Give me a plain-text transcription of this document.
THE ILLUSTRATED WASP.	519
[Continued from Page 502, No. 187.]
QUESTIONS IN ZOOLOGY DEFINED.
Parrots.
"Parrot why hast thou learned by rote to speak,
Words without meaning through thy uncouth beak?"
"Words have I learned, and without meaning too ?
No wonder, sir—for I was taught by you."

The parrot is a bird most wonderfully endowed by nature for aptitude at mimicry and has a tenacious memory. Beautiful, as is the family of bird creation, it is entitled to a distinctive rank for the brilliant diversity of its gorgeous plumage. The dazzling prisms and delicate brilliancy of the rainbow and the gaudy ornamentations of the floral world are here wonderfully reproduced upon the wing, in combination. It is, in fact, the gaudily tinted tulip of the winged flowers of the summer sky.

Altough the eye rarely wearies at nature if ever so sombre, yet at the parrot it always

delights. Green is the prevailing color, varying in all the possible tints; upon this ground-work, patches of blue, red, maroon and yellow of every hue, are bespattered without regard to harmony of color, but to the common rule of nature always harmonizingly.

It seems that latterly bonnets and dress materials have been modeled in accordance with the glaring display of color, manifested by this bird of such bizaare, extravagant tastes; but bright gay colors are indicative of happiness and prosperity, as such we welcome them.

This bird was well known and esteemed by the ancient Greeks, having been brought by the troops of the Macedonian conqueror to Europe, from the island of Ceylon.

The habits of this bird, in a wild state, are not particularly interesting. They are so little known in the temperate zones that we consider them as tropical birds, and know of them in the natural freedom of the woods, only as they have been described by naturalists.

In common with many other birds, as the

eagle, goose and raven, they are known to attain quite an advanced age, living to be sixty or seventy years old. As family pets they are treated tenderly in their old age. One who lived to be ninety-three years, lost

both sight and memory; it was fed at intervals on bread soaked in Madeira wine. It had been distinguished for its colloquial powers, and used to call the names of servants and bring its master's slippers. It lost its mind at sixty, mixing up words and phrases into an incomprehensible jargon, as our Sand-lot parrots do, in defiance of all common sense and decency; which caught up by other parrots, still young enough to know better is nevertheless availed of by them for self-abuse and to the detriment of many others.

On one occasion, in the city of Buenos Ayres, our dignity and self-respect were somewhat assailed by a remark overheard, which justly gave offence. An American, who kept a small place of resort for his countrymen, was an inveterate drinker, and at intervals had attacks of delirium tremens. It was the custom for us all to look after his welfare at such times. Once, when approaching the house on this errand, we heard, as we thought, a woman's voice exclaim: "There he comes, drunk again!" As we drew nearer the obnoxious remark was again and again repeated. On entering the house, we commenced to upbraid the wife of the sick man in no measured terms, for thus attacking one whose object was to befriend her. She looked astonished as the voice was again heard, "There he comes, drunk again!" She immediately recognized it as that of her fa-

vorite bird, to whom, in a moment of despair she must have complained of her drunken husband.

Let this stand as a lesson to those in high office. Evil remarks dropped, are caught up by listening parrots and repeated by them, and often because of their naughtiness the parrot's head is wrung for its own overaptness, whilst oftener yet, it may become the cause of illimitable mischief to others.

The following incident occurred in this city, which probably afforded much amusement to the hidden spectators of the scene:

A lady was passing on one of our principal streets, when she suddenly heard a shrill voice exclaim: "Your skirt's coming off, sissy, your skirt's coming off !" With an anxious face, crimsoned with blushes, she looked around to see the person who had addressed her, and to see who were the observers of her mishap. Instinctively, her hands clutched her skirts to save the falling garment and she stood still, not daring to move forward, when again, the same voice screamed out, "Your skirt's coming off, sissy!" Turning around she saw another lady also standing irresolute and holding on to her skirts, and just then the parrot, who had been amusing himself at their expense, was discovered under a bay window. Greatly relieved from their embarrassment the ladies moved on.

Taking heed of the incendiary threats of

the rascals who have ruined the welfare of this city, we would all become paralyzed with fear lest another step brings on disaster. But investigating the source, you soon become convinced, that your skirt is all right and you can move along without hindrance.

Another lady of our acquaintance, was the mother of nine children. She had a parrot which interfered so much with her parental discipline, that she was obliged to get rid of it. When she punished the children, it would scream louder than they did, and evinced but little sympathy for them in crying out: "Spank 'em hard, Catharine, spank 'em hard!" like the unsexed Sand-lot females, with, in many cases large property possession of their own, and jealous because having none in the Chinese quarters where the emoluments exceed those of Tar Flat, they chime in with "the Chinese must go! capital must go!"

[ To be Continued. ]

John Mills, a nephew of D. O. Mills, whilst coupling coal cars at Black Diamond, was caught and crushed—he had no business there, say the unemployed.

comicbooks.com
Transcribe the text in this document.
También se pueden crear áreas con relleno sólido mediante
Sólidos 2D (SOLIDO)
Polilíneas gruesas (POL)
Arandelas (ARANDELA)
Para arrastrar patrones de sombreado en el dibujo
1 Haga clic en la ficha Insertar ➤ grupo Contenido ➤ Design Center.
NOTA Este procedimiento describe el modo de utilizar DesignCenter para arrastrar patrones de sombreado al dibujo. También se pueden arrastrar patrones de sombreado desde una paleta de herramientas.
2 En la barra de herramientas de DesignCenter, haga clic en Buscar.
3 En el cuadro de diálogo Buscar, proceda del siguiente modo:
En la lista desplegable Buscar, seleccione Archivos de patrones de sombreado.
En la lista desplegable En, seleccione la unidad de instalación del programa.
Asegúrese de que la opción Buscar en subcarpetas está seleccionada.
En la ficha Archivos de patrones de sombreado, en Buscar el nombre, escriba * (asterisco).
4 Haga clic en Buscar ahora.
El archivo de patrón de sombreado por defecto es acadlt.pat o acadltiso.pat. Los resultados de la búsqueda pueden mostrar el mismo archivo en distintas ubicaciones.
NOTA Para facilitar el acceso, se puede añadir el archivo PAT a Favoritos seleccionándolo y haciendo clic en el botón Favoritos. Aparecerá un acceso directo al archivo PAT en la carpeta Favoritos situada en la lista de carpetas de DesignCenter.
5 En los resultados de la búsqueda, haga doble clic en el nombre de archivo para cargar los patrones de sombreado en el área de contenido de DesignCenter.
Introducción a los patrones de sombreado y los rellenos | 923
========================================
* **Instructions to follow**
Where a line above contains the word "learned", copy that line.

* **The solution**
"Parrot why hast thou learned by rote to speak,
"Words have I learned, and without meaning too ?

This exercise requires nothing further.